### DIRECTION
Can you copy out the data exactly? Leave the images out.

***** EXTRACTED RECORDS

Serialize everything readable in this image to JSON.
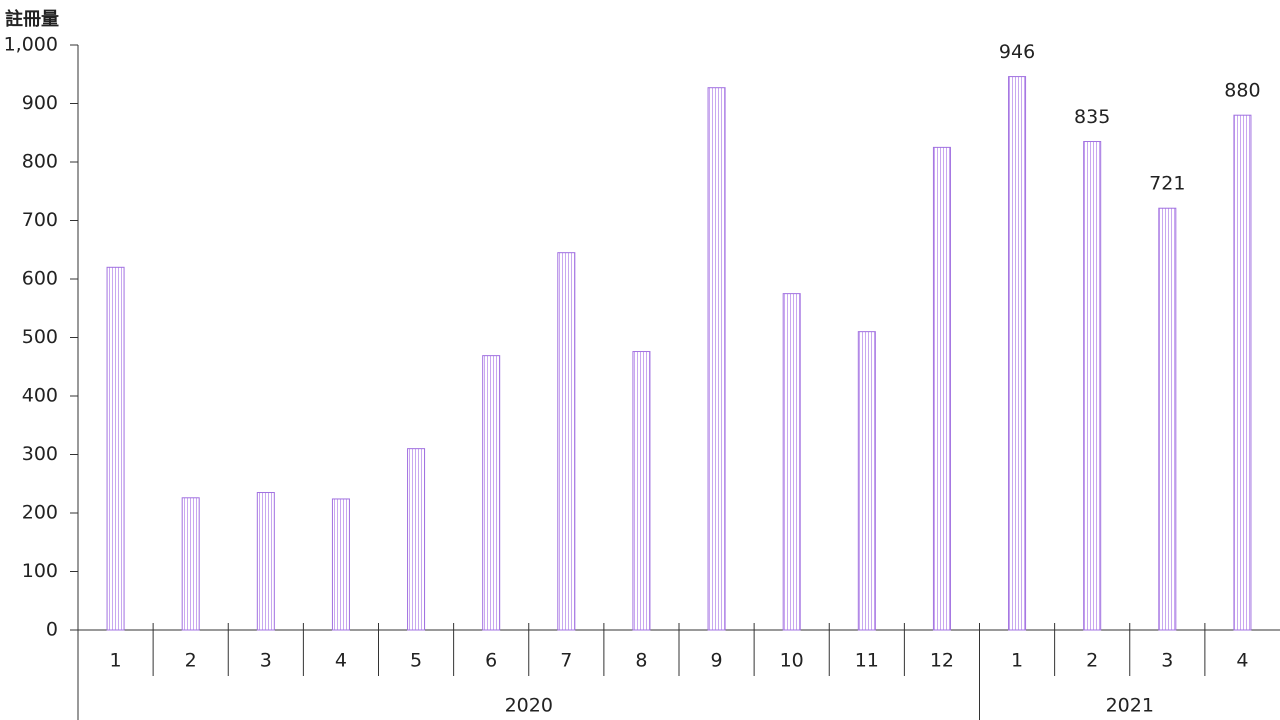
{
  "chart_data": {
    "type": "bar",
    "y_axis_title": "註冊量",
    "category_groups": [
      {
        "name": "2020",
        "categories": [
          "1",
          "2",
          "3",
          "4",
          "5",
          "6",
          "7",
          "8",
          "9",
          "10",
          "11",
          "12"
        ]
      },
      {
        "name": "2021",
        "categories": [
          "1",
          "2",
          "3",
          "4"
        ]
      }
    ],
    "values": [
      620,
      226,
      235,
      224,
      310,
      469,
      645,
      476,
      927,
      575,
      510,
      825,
      946,
      835,
      721,
      880
    ],
    "value_labels": [
      null,
      null,
      null,
      null,
      null,
      null,
      null,
      null,
      null,
      null,
      null,
      null,
      "946",
      "835",
      "721",
      "880"
    ],
    "color": "#a070e0",
    "ylim": [
      0,
      1000
    ],
    "yticks": [
      0,
      100,
      200,
      300,
      400,
      500,
      600,
      700,
      800,
      900,
      {
        "value": 1000,
        "label": "1,000"
      }
    ],
    "grid": false
  }
}
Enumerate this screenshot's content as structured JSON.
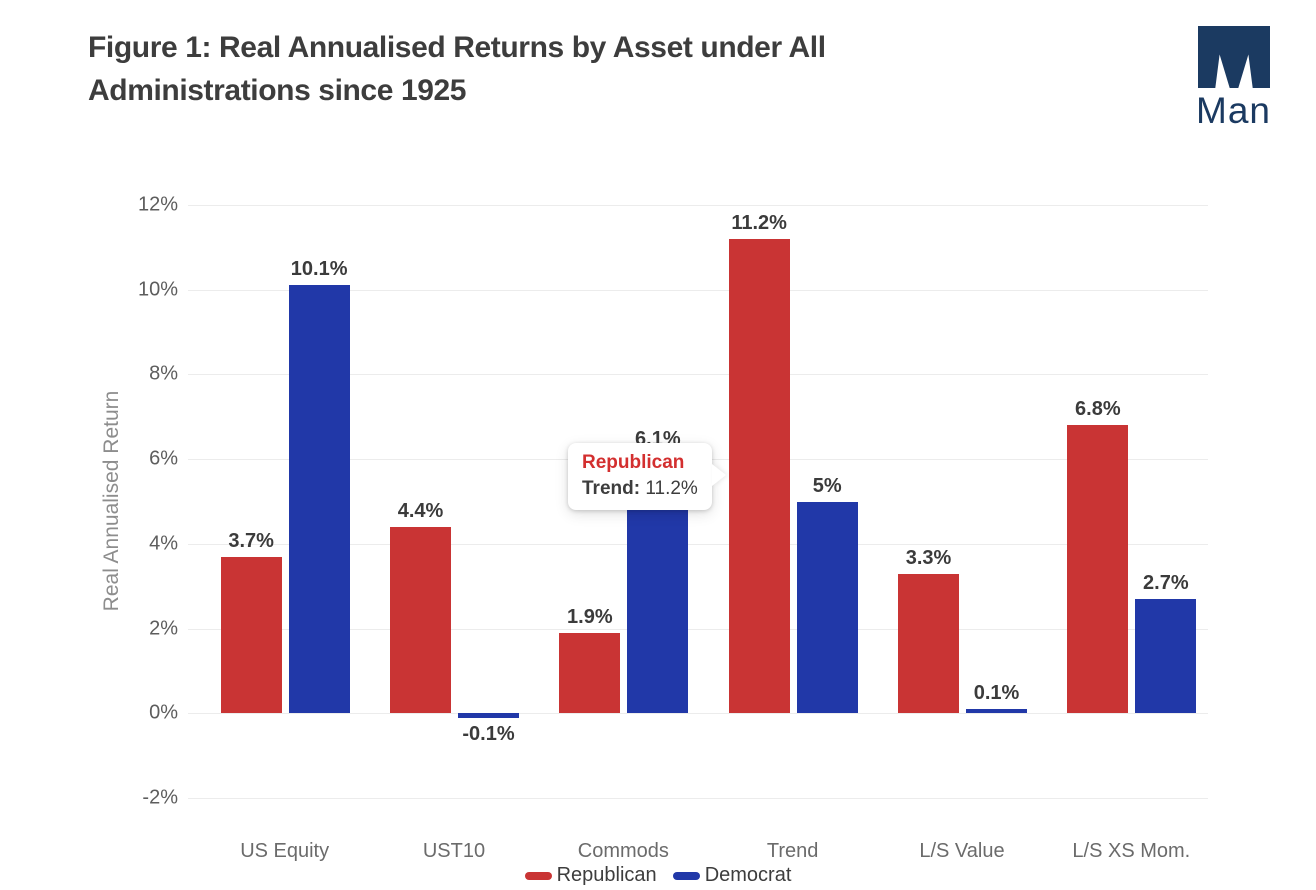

**********

### RIGHT ANSWER
Serialize everything readable in this image to JSON.
{
  "chart_data": {
    "type": "bar",
    "y_axis_title": "註冊量",
    "category_groups": [
      {
        "name": "2020",
        "categories": [
          "1",
          "2",
          "3",
          "4",
          "5",
          "6",
          "7",
          "8",
          "9",
          "10",
          "11",
          "12"
        ]
      },
      {
        "name": "2021",
        "categories": [
          "1",
          "2",
          "3",
          "4"
        ]
      }
    ],
    "values": [
      620,
      226,
      235,
      224,
      310,
      469,
      645,
      476,
      927,
      575,
      510,
      825,
      946,
      835,
      721,
      880
    ],
    "value_labels": [
      null,
      null,
      null,
      null,
      null,
      null,
      null,
      null,
      null,
      null,
      null,
      null,
      "946",
      "835",
      "721",
      "880"
    ],
    "color": "#a070e0",
    "ylim": [
      0,
      1000
    ],
    "yticks": [
      0,
      100,
      200,
      300,
      400,
      500,
      600,
      700,
      800,
      900,
      {
        "value": 1000,
        "label": "1,000"
      }
    ],
    "grid": false
  }
}
Enumerate this screenshot's content as structured JSON.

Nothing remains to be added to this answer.